What the task requires: Scan the listing below and copy every line holding "from".

(Data entries for graphics)
━━━━━━
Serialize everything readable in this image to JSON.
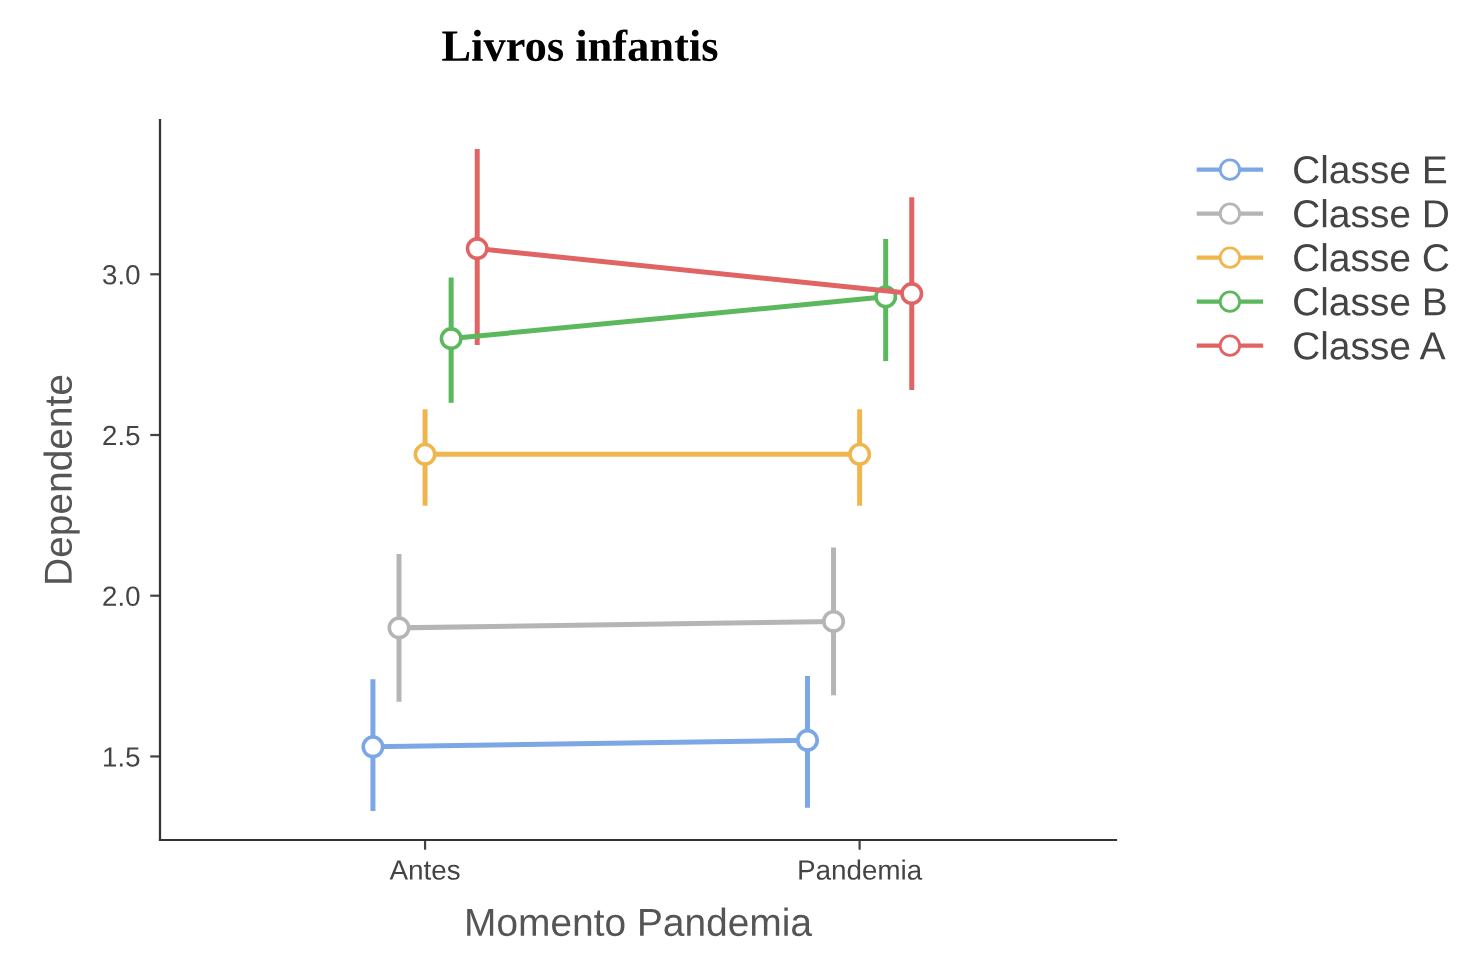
{
  "chart_data": {
    "type": "line",
    "title": "Livros infantis",
    "xlabel": "Momento Pandemia",
    "ylabel": "Dependente",
    "categories": [
      "Antes",
      "Pandemia"
    ],
    "series": [
      {
        "name": "Classe E",
        "color": "#7ba7e6",
        "values": [
          1.53,
          1.55
        ],
        "errors": [
          [
            1.33,
            1.74
          ],
          [
            1.34,
            1.75
          ]
        ]
      },
      {
        "name": "Classe D",
        "color": "#b5b5b5",
        "values": [
          1.9,
          1.92
        ],
        "errors": [
          [
            1.67,
            2.13
          ],
          [
            1.69,
            2.15
          ]
        ]
      },
      {
        "name": "Classe C",
        "color": "#f0b64e",
        "values": [
          2.44,
          2.44
        ],
        "errors": [
          [
            2.28,
            2.58
          ],
          [
            2.28,
            2.58
          ]
        ]
      },
      {
        "name": "Classe B",
        "color": "#5cb85c",
        "values": [
          2.8,
          2.93
        ],
        "errors": [
          [
            2.6,
            2.99
          ],
          [
            2.73,
            3.11
          ]
        ]
      },
      {
        "name": "Classe A",
        "color": "#e06464",
        "values": [
          3.08,
          2.94
        ],
        "errors": [
          [
            2.78,
            3.39
          ],
          [
            2.64,
            3.24
          ]
        ]
      }
    ],
    "ylim": [
      1.24,
      3.48
    ],
    "yticks": [
      {
        "value": 1.5,
        "label": "1.5"
      },
      {
        "value": 2.0,
        "label": "2.0"
      },
      {
        "value": 2.5,
        "label": "2.5"
      },
      {
        "value": 3.0,
        "label": "3.0"
      }
    ],
    "marker": "circle",
    "line_style": "solid",
    "grid": false,
    "legend": "right"
  }
}
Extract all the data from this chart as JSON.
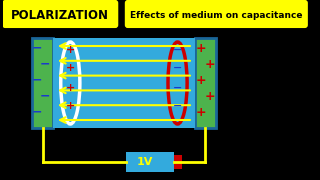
{
  "bg_color": "#000000",
  "title_text": "POLARIZATION",
  "title_bg": "#FFFF00",
  "title_color": "#000000",
  "subtitle_text": "Effects of medium on capacitance",
  "subtitle_bg": "#FFFF00",
  "subtitle_color": "#000000",
  "left_plate_color": "#4db34d",
  "right_plate_color": "#4db34d",
  "plate_border_color": "#1a6699",
  "dielectric_color": "#33aadd",
  "wire_color": "#FFFF00",
  "arrow_color": "#FFFF00",
  "neg_sign_color": "#1a3acc",
  "pos_sign_color": "#cc0000",
  "battery_color": "#33aadd",
  "battery_text": "1V",
  "battery_text_color": "#FFFF00",
  "left_ellipse_color": "#ffffff",
  "right_ellipse_color": "#cc0000",
  "battery_terminal_color": "#cc0000"
}
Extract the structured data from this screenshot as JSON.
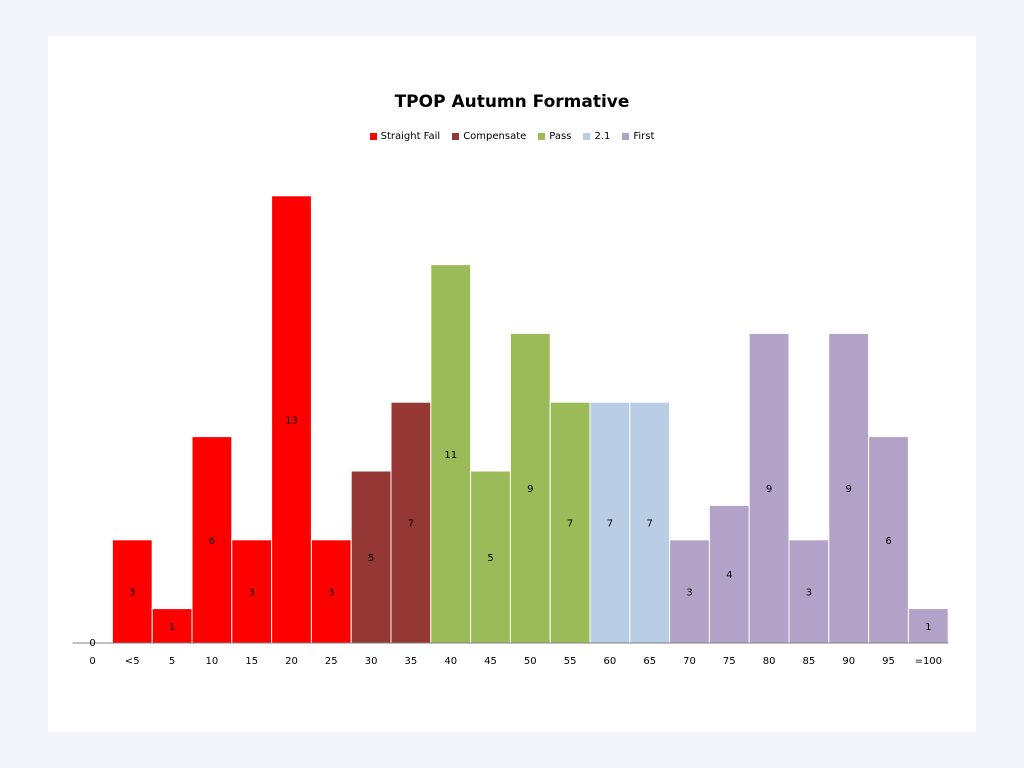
{
  "chart_data": {
    "type": "bar",
    "title": "TPOP Autumn Formative",
    "xlabel": "",
    "ylabel": "",
    "ylim": [
      0,
      13
    ],
    "grid": false,
    "legend_position": "top-center",
    "categories": [
      "0",
      "<5",
      "5",
      "10",
      "15",
      "20",
      "25",
      "30",
      "35",
      "40",
      "45",
      "50",
      "55",
      "60",
      "65",
      "70",
      "75",
      "80",
      "85",
      "90",
      "95",
      "=100"
    ],
    "values": [
      0,
      3,
      1,
      6,
      3,
      13,
      3,
      5,
      7,
      11,
      5,
      9,
      7,
      7,
      7,
      3,
      4,
      9,
      3,
      9,
      6,
      1
    ],
    "bar_groups": [
      "Straight Fail",
      "Straight Fail",
      "Straight Fail",
      "Straight Fail",
      "Straight Fail",
      "Straight Fail",
      "Straight Fail",
      "Compensate",
      "Compensate",
      "Pass",
      "Pass",
      "Pass",
      "Pass",
      "2.1",
      "2.1",
      "First",
      "First",
      "First",
      "First",
      "First",
      "First",
      "First"
    ],
    "legend": [
      {
        "name": "Straight Fail",
        "color": "#ff0000"
      },
      {
        "name": "Compensate",
        "color": "#953735"
      },
      {
        "name": "Pass",
        "color": "#9bbb59"
      },
      {
        "name": "2.1",
        "color": "#b9cde5"
      },
      {
        "name": "First",
        "color": "#b3a2c7"
      }
    ]
  }
}
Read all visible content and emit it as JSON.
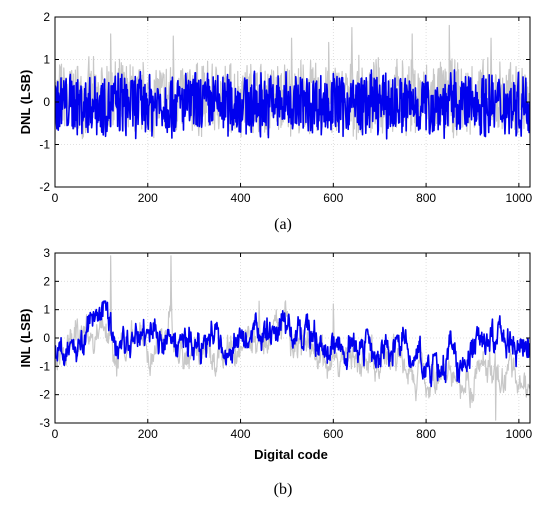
{
  "chart_data": [
    {
      "type": "line",
      "caption": "(a)",
      "title": "",
      "xlabel": "",
      "ylabel": "DNL (LSB)",
      "xlim": [
        0,
        1024
      ],
      "ylim": [
        -2,
        2
      ],
      "x_ticks": [
        0,
        200,
        400,
        600,
        800,
        1000
      ],
      "y_ticks": [
        -2,
        -1,
        0,
        1,
        2
      ],
      "grid": true,
      "legend": "none",
      "series": [
        {
          "color": "#c8c8c8",
          "n_points": 1024,
          "envelope": [
            -1.0,
            1.8
          ],
          "typical_range": [
            -0.9,
            1.1
          ],
          "peaks": [
            {
              "x": 120,
              "y": 1.6
            },
            {
              "x": 255,
              "y": 1.55
            },
            {
              "x": 510,
              "y": 1.5
            },
            {
              "x": 590,
              "y": 1.4
            },
            {
              "x": 640,
              "y": 1.75
            },
            {
              "x": 770,
              "y": 1.6
            },
            {
              "x": 850,
              "y": 1.8
            },
            {
              "x": 940,
              "y": 1.5
            }
          ]
        },
        {
          "color": "#0000ee",
          "n_points": 1024,
          "envelope": [
            -1.0,
            0.9
          ],
          "typical_range": [
            -0.9,
            0.8
          ],
          "peaks": []
        }
      ]
    },
    {
      "type": "line",
      "caption": "(b)",
      "title": "",
      "xlabel": "Digital code",
      "ylabel": "INL (LSB)",
      "xlim": [
        0,
        1024
      ],
      "ylim": [
        -3,
        3
      ],
      "x_ticks": [
        0,
        200,
        400,
        600,
        800,
        1000
      ],
      "y_ticks": [
        -3,
        -2,
        -1,
        0,
        1,
        2,
        3
      ],
      "grid": true,
      "legend": "none",
      "series": [
        {
          "color": "#c8c8c8",
          "n_points": 1024,
          "envelope": [
            -3.0,
            3.0
          ],
          "trend": [
            [
              0,
              -0.6
            ],
            [
              60,
              0.2
            ],
            [
              120,
              0.5
            ],
            [
              130,
              -0.6
            ],
            [
              250,
              0.2
            ],
            [
              260,
              -0.4
            ],
            [
              380,
              -0.5
            ],
            [
              500,
              0.3
            ],
            [
              520,
              -0.3
            ],
            [
              640,
              -1.0
            ],
            [
              760,
              -0.8
            ],
            [
              770,
              -1.2
            ],
            [
              900,
              -1.6
            ],
            [
              910,
              -0.8
            ],
            [
              1020,
              -1.4
            ]
          ],
          "peaks": [
            {
              "x": 120,
              "y": 2.9
            },
            {
              "x": 250,
              "y": 2.9
            },
            {
              "x": 440,
              "y": 1.3
            },
            {
              "x": 600,
              "y": 1.2
            },
            {
              "x": 950,
              "y": -2.9
            }
          ]
        },
        {
          "color": "#0000ee",
          "n_points": 1024,
          "envelope": [
            -1.8,
            1.3
          ],
          "trend": [
            [
              0,
              -0.7
            ],
            [
              60,
              0.3
            ],
            [
              120,
              0.7
            ],
            [
              130,
              -0.3
            ],
            [
              250,
              0.3
            ],
            [
              260,
              -0.2
            ],
            [
              380,
              -0.1
            ],
            [
              500,
              0.6
            ],
            [
              520,
              0.0
            ],
            [
              640,
              -0.3
            ],
            [
              760,
              -0.3
            ],
            [
              770,
              -0.8
            ],
            [
              900,
              -0.8
            ],
            [
              910,
              -0.3
            ],
            [
              1020,
              -0.2
            ]
          ],
          "peaks": []
        }
      ]
    }
  ]
}
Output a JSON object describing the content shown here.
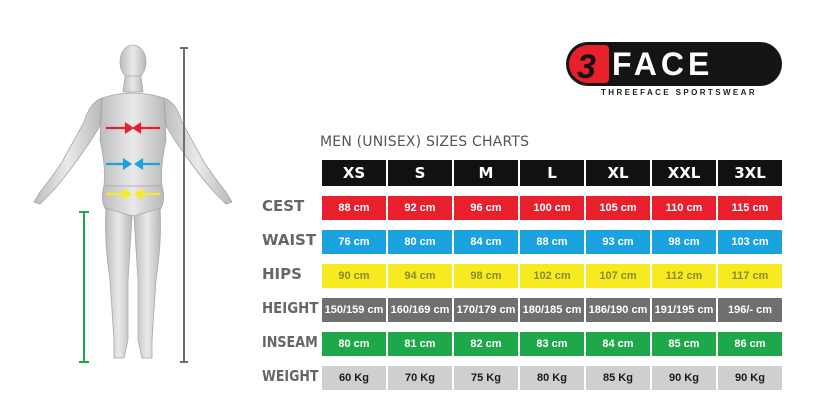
{
  "brand": {
    "logo_digit": "3",
    "logo_word": "FACE",
    "tagline": "THREEFACE SPORTSWEAR"
  },
  "chart_data": {
    "type": "table",
    "title": "MEN (UNISEX) SIZES CHARTS",
    "sizes": [
      "XS",
      "S",
      "M",
      "L",
      "XL",
      "XXL",
      "3XL"
    ],
    "rows": [
      {
        "label": "CEST",
        "color": "#e8202c",
        "text_color": "#ffffff",
        "values": [
          "88 cm",
          "92 cm",
          "96 cm",
          "100 cm",
          "105 cm",
          "110 cm",
          "115 cm"
        ]
      },
      {
        "label": "WAIST",
        "color": "#1aa3e0",
        "text_color": "#ffffff",
        "values": [
          "76 cm",
          "80 cm",
          "84 cm",
          "88 cm",
          "93 cm",
          "98 cm",
          "103 cm"
        ]
      },
      {
        "label": "HIPS",
        "color": "#f7ea21",
        "text_color": "#8a8a2a",
        "values": [
          "90 cm",
          "94 cm",
          "98 cm",
          "102 cm",
          "107 cm",
          "112 cm",
          "117 cm"
        ]
      },
      {
        "label": "HEIGHT",
        "color": "#6f6f6f",
        "text_color": "#ffffff",
        "values": [
          "150/159 cm",
          "160/169 cm",
          "170/179 cm",
          "180/185 cm",
          "186/190 cm",
          "191/195 cm",
          "196/- cm"
        ]
      },
      {
        "label": "INSEAM",
        "color": "#1ea84a",
        "text_color": "#ffffff",
        "values": [
          "80 cm",
          "81 cm",
          "82 cm",
          "83 cm",
          "84 cm",
          "85 cm",
          "86 cm"
        ]
      },
      {
        "label": "WEIGHT",
        "color": "#cfcfcf",
        "text_color": "#1a1a1a",
        "values": [
          "60 Kg",
          "70 Kg",
          "75 Kg",
          "80 Kg",
          "85 Kg",
          "90 Kg",
          "90 Kg"
        ]
      }
    ]
  },
  "figure": {
    "arrow_colors": {
      "chest": "#e8202c",
      "waist": "#1aa3e0",
      "hips": "#f7ea21",
      "height": "#6f6f6f",
      "inseam": "#1ea84a"
    }
  }
}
━━━━━━
Full answer:
Extract all the data from this chart as JSON.
Extract the structured data from this screenshot as JSON.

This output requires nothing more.